→ **Provided records**

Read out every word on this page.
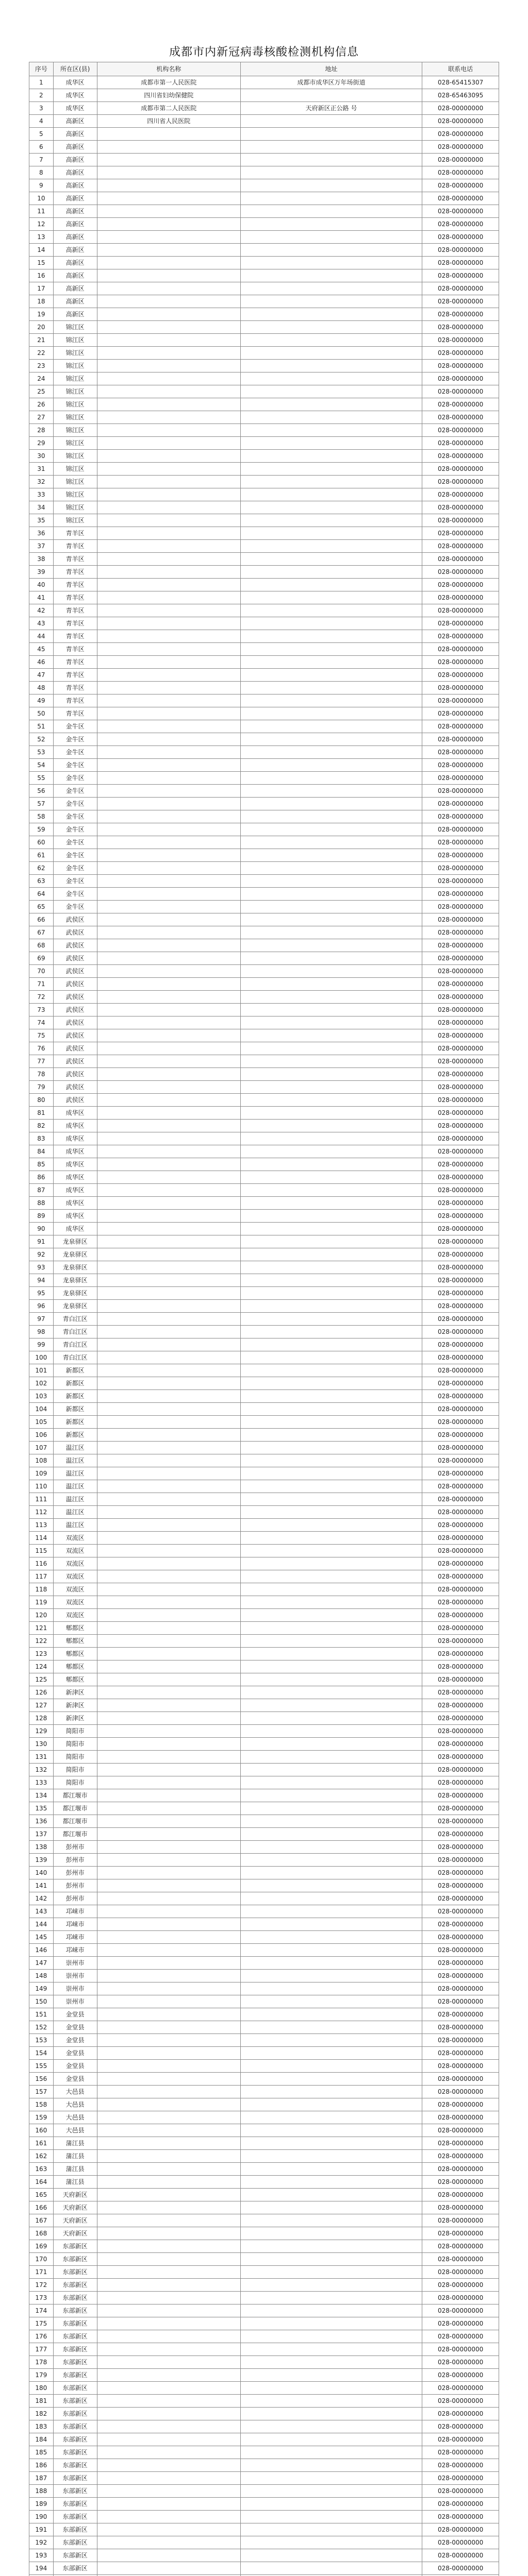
成都市内新冠病毒核酸检测机构信息
序号	所在区(县)	机构名称	地址	联系电话
1	成华区	成都市第一人民医院	成都市成华区万年场街道	028-65415307
2	成华区	四川省妇幼保健院		028-65463095
3	成华区	成都市第二人民医院	天府新区正公路 号	028-00000000
4	高新区	四川省人民医院		028-00000000
5	高新区			028-00000000
6	高新区			028-00000000
7	高新区			028-00000000
8	高新区			028-00000000
9	高新区			028-00000000
10	高新区			028-00000000
11	高新区			028-00000000
12	高新区			028-00000000
13	高新区			028-00000000
14	高新区			028-00000000
15	高新区			028-00000000
16	高新区			028-00000000
17	高新区			028-00000000
18	高新区			028-00000000
19	高新区			028-00000000
20	锦江区			028-00000000
21	锦江区			028-00000000
22	锦江区			028-00000000
23	锦江区			028-00000000
24	锦江区			028-00000000
25	锦江区			028-00000000
26	锦江区			028-00000000
27	锦江区			028-00000000
28	锦江区			028-00000000
29	锦江区			028-00000000
30	锦江区			028-00000000
31	锦江区			028-00000000
32	锦江区			028-00000000
33	锦江区			028-00000000
34	锦江区			028-00000000
35	锦江区			028-00000000
36	青羊区			028-00000000
37	青羊区			028-00000000
38	青羊区			028-00000000
39	青羊区			028-00000000
40	青羊区			028-00000000
41	青羊区			028-00000000
42	青羊区			028-00000000
43	青羊区			028-00000000
44	青羊区			028-00000000
45	青羊区			028-00000000
46	青羊区			028-00000000
47	青羊区			028-00000000
48	青羊区			028-00000000
49	青羊区			028-00000000
50	青羊区			028-00000000
51	金牛区			028-00000000
52	金牛区			028-00000000
53	金牛区			028-00000000
54	金牛区			028-00000000
55	金牛区			028-00000000
56	金牛区			028-00000000
57	金牛区			028-00000000
58	金牛区			028-00000000
59	金牛区			028-00000000
60	金牛区			028-00000000
61	金牛区			028-00000000
62	金牛区			028-00000000
63	金牛区			028-00000000
64	金牛区			028-00000000
65	金牛区			028-00000000
66	武侯区			028-00000000
67	武侯区			028-00000000
68	武侯区			028-00000000
69	武侯区			028-00000000
70	武侯区			028-00000000
71	武侯区			028-00000000
72	武侯区			028-00000000
73	武侯区			028-00000000
74	武侯区			028-00000000
75	武侯区			028-00000000
76	武侯区			028-00000000
77	武侯区			028-00000000
78	武侯区			028-00000000
79	武侯区			028-00000000
80	武侯区			028-00000000
81	成华区			028-00000000
82	成华区			028-00000000
83	成华区			028-00000000
84	成华区			028-00000000
85	成华区			028-00000000
86	成华区			028-00000000
87	成华区			028-00000000
88	成华区			028-00000000
89	成华区			028-00000000
90	成华区			028-00000000
91	龙泉驿区			028-00000000
92	龙泉驿区			028-00000000
93	龙泉驿区			028-00000000
94	龙泉驿区			028-00000000
95	龙泉驿区			028-00000000
96	龙泉驿区			028-00000000
97	青白江区			028-00000000
98	青白江区			028-00000000
99	青白江区			028-00000000
100	青白江区			028-00000000
101	新都区			028-00000000
102	新都区			028-00000000
103	新都区			028-00000000
104	新都区			028-00000000
105	新都区			028-00000000
106	新都区			028-00000000
107	温江区			028-00000000
108	温江区			028-00000000
109	温江区			028-00000000
110	温江区			028-00000000
111	温江区			028-00000000
112	温江区			028-00000000
113	温江区			028-00000000
114	双流区			028-00000000
115	双流区			028-00000000
116	双流区			028-00000000
117	双流区			028-00000000
118	双流区			028-00000000
119	双流区			028-00000000
120	双流区			028-00000000
121	郫都区			028-00000000
122	郫都区			028-00000000
123	郫都区			028-00000000
124	郫都区			028-00000000
125	郫都区			028-00000000
126	新津区			028-00000000
127	新津区			028-00000000
128	新津区			028-00000000
129	简阳市			028-00000000
130	简阳市			028-00000000
131	简阳市			028-00000000
132	简阳市			028-00000000
133	简阳市			028-00000000
134	都江堰市			028-00000000
135	都江堰市			028-00000000
136	都江堰市			028-00000000
137	都江堰市			028-00000000
138	彭州市			028-00000000
139	彭州市			028-00000000
140	彭州市			028-00000000
141	彭州市			028-00000000
142	彭州市			028-00000000
143	邛崃市			028-00000000
144	邛崃市			028-00000000
145	邛崃市			028-00000000
146	邛崃市			028-00000000
147	崇州市			028-00000000
148	崇州市			028-00000000
149	崇州市			028-00000000
150	崇州市			028-00000000
151	金堂县			028-00000000
152	金堂县			028-00000000
153	金堂县			028-00000000
154	金堂县			028-00000000
155	金堂县			028-00000000
156	金堂县			028-00000000
157	大邑县			028-00000000
158	大邑县			028-00000000
159	大邑县			028-00000000
160	大邑县			028-00000000
161	蒲江县			028-00000000
162	蒲江县			028-00000000
163	蒲江县			028-00000000
164	蒲江县			028-00000000
165	天府新区			028-00000000
166	天府新区			028-00000000
167	天府新区			028-00000000
168	天府新区			028-00000000
169	东部新区			028-00000000
170	东部新区			028-00000000
171	东部新区			028-00000000
172	东部新区			028-00000000
173	东部新区			028-00000000
174	东部新区			028-00000000
175	东部新区			028-00000000
176	东部新区			028-00000000
177	东部新区			028-00000000
178	东部新区			028-00000000
179	东部新区			028-00000000
180	东部新区			028-00000000
181	东部新区			028-00000000
182	东部新区			028-00000000
183	东部新区			028-00000000
184	东部新区			028-00000000
185	东部新区			028-00000000
186	东部新区			028-00000000
187	东部新区			028-00000000
188	东部新区			028-00000000
189	东部新区			028-00000000
190	东部新区			028-00000000
191	东部新区			028-00000000
192	东部新区			028-00000000
193	东部新区			028-00000000
194	东部新区			028-00000000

→ **The exercise**
Your task is to copy the entries in full and exactly, without any images.

→ **Complete answer**
Read out every word on this page.
成都市内新冠病毒核酸检测机构信息
序号	所在区(县)	机构名称	地址	联系电话
1	成华区	成都市第一人民医院	成都市成华区万年场街道	028-65415307
2	成华区	四川省妇幼保健院		028-65463095
3	成华区	成都市第二人民医院	天府新区正公路 号	028-00000000
4	高新区	四川省人民医院		028-00000000
5	高新区			028-00000000
6	高新区			028-00000000
7	高新区			028-00000000
8	高新区			028-00000000
9	高新区			028-00000000
10	高新区			028-00000000
11	高新区			028-00000000
12	高新区			028-00000000
13	高新区			028-00000000
14	高新区			028-00000000
15	高新区			028-00000000
16	高新区			028-00000000
17	高新区			028-00000000
18	高新区			028-00000000
19	高新区			028-00000000
20	锦江区			028-00000000
21	锦江区			028-00000000
22	锦江区			028-00000000
23	锦江区			028-00000000
24	锦江区			028-00000000
25	锦江区			028-00000000
26	锦江区			028-00000000
27	锦江区			028-00000000
28	锦江区			028-00000000
29	锦江区			028-00000000
30	锦江区			028-00000000
31	锦江区			028-00000000
32	锦江区			028-00000000
33	锦江区			028-00000000
34	锦江区			028-00000000
35	锦江区			028-00000000
36	青羊区			028-00000000
37	青羊区			028-00000000
38	青羊区			028-00000000
39	青羊区			028-00000000
40	青羊区			028-00000000
41	青羊区			028-00000000
42	青羊区			028-00000000
43	青羊区			028-00000000
44	青羊区			028-00000000
45	青羊区			028-00000000
46	青羊区			028-00000000
47	青羊区			028-00000000
48	青羊区			028-00000000
49	青羊区			028-00000000
50	青羊区			028-00000000
51	金牛区			028-00000000
52	金牛区			028-00000000
53	金牛区			028-00000000
54	金牛区			028-00000000
55	金牛区			028-00000000
56	金牛区			028-00000000
57	金牛区			028-00000000
58	金牛区			028-00000000
59	金牛区			028-00000000
60	金牛区			028-00000000
61	金牛区			028-00000000
62	金牛区			028-00000000
63	金牛区			028-00000000
64	金牛区			028-00000000
65	金牛区			028-00000000
66	武侯区			028-00000000
67	武侯区			028-00000000
68	武侯区			028-00000000
69	武侯区			028-00000000
70	武侯区			028-00000000
71	武侯区			028-00000000
72	武侯区			028-00000000
73	武侯区			028-00000000
74	武侯区			028-00000000
75	武侯区			028-00000000
76	武侯区			028-00000000
77	武侯区			028-00000000
78	武侯区			028-00000000
79	武侯区			028-00000000
80	武侯区			028-00000000
81	成华区			028-00000000
82	成华区			028-00000000
83	成华区			028-00000000
84	成华区			028-00000000
85	成华区			028-00000000
86	成华区			028-00000000
87	成华区			028-00000000
88	成华区			028-00000000
89	成华区			028-00000000
90	成华区			028-00000000
91	龙泉驿区			028-00000000
92	龙泉驿区			028-00000000
93	龙泉驿区			028-00000000
94	龙泉驿区			028-00000000
95	龙泉驿区			028-00000000
96	龙泉驿区			028-00000000
97	青白江区			028-00000000
98	青白江区			028-00000000
99	青白江区			028-00000000
100	青白江区			028-00000000
101	新都区			028-00000000
102	新都区			028-00000000
103	新都区			028-00000000
104	新都区			028-00000000
105	新都区			028-00000000
106	新都区			028-00000000
107	温江区			028-00000000
108	温江区			028-00000000
109	温江区			028-00000000
110	温江区			028-00000000
111	温江区			028-00000000
112	温江区			028-00000000
113	温江区			028-00000000
114	双流区			028-00000000
115	双流区			028-00000000
116	双流区			028-00000000
117	双流区			028-00000000
118	双流区			028-00000000
119	双流区			028-00000000
120	双流区			028-00000000
121	郫都区			028-00000000
122	郫都区			028-00000000
123	郫都区			028-00000000
124	郫都区			028-00000000
125	郫都区			028-00000000
126	新津区			028-00000000
127	新津区			028-00000000
128	新津区			028-00000000
129	简阳市			028-00000000
130	简阳市			028-00000000
131	简阳市			028-00000000
132	简阳市			028-00000000
133	简阳市			028-00000000
134	都江堰市			028-00000000
135	都江堰市			028-00000000
136	都江堰市			028-00000000
137	都江堰市			028-00000000
138	彭州市			028-00000000
139	彭州市			028-00000000
140	彭州市			028-00000000
141	彭州市			028-00000000
142	彭州市			028-00000000
143	邛崃市			028-00000000
144	邛崃市			028-00000000
145	邛崃市			028-00000000
146	邛崃市			028-00000000
147	崇州市			028-00000000
148	崇州市			028-00000000
149	崇州市			028-00000000
150	崇州市			028-00000000
151	金堂县			028-00000000
152	金堂县			028-00000000
153	金堂县			028-00000000
154	金堂县			028-00000000
155	金堂县			028-00000000
156	金堂县			028-00000000
157	大邑县			028-00000000
158	大邑县			028-00000000
159	大邑县			028-00000000
160	大邑县			028-00000000
161	蒲江县			028-00000000
162	蒲江县			028-00000000
163	蒲江县			028-00000000
164	蒲江县			028-00000000
165	天府新区			028-00000000
166	天府新区			028-00000000
167	天府新区			028-00000000
168	天府新区			028-00000000
169	东部新区			028-00000000
170	东部新区			028-00000000
171	东部新区			028-00000000
172	东部新区			028-00000000
173	东部新区			028-00000000
174	东部新区			028-00000000
175	东部新区			028-00000000
176	东部新区			028-00000000
177	东部新区			028-00000000
178	东部新区			028-00000000
179	东部新区			028-00000000
180	东部新区			028-00000000
181	东部新区			028-00000000
182	东部新区			028-00000000
183	东部新区			028-00000000
184	东部新区			028-00000000
185	东部新区			028-00000000
186	东部新区			028-00000000
187	东部新区			028-00000000
188	东部新区			028-00000000
189	东部新区			028-00000000
190	东部新区			028-00000000
191	东部新区			028-00000000
192	东部新区			028-00000000
193	东部新区			028-00000000
194	东部新区			028-00000000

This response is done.